Work to do>
Copy the items word for word, starting with the line that contains "I need the location" and going on through the line that contains "legs-contact-shadow [24, 668, 294, 708]". Leave the pictures out.

Data rows>
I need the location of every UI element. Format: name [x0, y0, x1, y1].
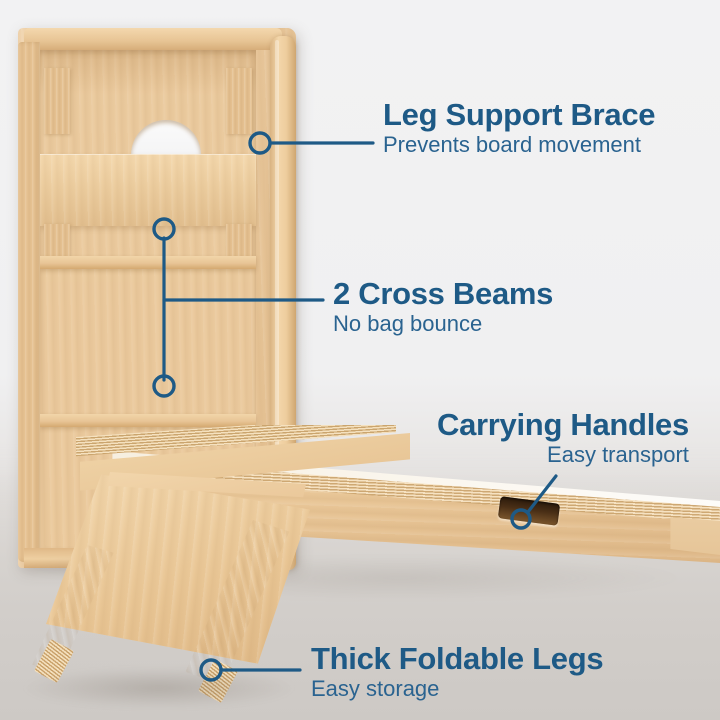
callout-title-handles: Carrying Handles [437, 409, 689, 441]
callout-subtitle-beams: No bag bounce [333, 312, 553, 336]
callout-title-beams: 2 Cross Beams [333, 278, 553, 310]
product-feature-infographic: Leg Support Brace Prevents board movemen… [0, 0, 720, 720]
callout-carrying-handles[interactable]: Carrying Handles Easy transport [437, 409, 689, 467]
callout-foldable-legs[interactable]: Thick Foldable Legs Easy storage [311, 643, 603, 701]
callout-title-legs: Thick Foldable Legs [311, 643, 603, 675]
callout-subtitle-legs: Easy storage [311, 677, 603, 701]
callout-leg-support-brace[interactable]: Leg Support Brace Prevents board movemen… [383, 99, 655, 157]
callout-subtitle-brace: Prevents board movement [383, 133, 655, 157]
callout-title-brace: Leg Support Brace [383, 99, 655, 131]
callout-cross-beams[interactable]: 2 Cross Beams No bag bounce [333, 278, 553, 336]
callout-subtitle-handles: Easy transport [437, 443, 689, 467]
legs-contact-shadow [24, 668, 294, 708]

--

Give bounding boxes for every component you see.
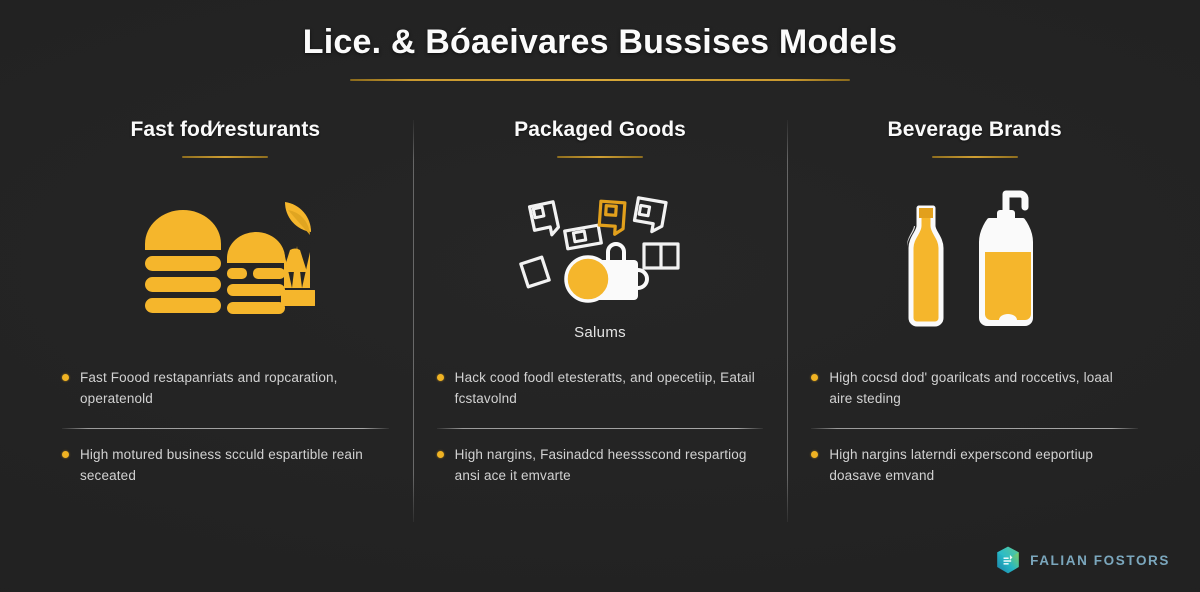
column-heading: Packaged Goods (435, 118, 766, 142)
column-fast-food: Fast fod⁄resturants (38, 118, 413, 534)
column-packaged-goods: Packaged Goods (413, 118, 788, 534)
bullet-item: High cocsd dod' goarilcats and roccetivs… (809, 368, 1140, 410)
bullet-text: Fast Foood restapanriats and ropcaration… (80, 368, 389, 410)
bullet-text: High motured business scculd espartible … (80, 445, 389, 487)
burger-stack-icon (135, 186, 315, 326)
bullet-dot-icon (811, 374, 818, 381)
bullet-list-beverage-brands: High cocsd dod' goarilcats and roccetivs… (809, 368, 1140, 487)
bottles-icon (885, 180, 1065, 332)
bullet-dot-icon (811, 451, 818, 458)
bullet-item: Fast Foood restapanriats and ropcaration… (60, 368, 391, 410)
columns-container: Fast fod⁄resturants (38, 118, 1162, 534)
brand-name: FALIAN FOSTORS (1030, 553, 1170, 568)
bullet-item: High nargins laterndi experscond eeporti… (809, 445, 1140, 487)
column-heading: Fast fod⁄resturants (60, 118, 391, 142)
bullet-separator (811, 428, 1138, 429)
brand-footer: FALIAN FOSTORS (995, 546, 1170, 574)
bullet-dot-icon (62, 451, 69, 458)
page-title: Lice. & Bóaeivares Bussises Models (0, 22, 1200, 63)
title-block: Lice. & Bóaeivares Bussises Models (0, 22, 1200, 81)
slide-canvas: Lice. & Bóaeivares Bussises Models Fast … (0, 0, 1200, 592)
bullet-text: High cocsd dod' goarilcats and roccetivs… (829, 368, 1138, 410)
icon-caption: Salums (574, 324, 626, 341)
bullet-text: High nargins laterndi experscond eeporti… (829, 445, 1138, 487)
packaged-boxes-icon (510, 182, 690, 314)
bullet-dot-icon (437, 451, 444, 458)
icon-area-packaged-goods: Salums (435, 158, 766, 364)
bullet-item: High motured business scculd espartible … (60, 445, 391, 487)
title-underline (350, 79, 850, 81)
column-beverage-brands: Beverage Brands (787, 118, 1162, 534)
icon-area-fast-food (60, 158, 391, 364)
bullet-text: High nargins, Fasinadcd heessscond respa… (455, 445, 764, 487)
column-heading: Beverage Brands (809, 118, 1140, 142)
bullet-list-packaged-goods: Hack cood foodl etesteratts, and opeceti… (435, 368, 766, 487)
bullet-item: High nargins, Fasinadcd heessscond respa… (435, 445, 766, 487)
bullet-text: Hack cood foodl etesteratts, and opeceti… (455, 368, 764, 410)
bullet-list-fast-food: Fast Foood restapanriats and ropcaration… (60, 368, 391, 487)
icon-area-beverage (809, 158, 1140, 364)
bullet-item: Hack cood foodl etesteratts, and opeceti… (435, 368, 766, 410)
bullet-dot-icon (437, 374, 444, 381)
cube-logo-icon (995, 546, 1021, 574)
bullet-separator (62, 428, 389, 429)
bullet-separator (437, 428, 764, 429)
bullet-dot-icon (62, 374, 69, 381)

Output>
I need the location of every UI element. Format: name [x0, y0, x1, y1].
callout-title-handles: Carrying Handles [437, 409, 689, 441]
callout-subtitle-beams: No bag bounce [333, 312, 553, 336]
callout-title-beams: 2 Cross Beams [333, 278, 553, 310]
product-feature-infographic: Leg Support Brace Prevents board movemen… [0, 0, 720, 720]
callout-carrying-handles[interactable]: Carrying Handles Easy transport [437, 409, 689, 467]
callout-foldable-legs[interactable]: Thick Foldable Legs Easy storage [311, 643, 603, 701]
callout-title-legs: Thick Foldable Legs [311, 643, 603, 675]
callout-subtitle-legs: Easy storage [311, 677, 603, 701]
callout-leg-support-brace[interactable]: Leg Support Brace Prevents board movemen… [383, 99, 655, 157]
callout-subtitle-brace: Prevents board movement [383, 133, 655, 157]
callout-title-brace: Leg Support Brace [383, 99, 655, 131]
callout-cross-beams[interactable]: 2 Cross Beams No bag bounce [333, 278, 553, 336]
callout-subtitle-handles: Easy transport [437, 443, 689, 467]
legs-contact-shadow [24, 668, 294, 708]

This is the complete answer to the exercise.